## TASK DESCRIPTION
Word for word, restate every line of the listing that follows.

[Start of RECORDS FOR THE TASK]

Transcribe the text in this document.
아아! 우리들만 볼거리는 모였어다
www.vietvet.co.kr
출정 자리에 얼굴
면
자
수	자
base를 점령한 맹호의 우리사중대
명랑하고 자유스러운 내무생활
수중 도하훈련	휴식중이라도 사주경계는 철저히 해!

[End of RECORDS FOR THE TASK]

## RESPONSE
Transcribe the text in this document.
아아! 우리들만 볼거리는 모였어다
www.vietvet.co.kr
출정 자리에 얼굴
면
자
수	자
base를 점령한 맹호의 우리사중대
명랑하고 자유스러운 내무생활
수중 도하훈련	휴식중이라도 사주경계는 철저히 해!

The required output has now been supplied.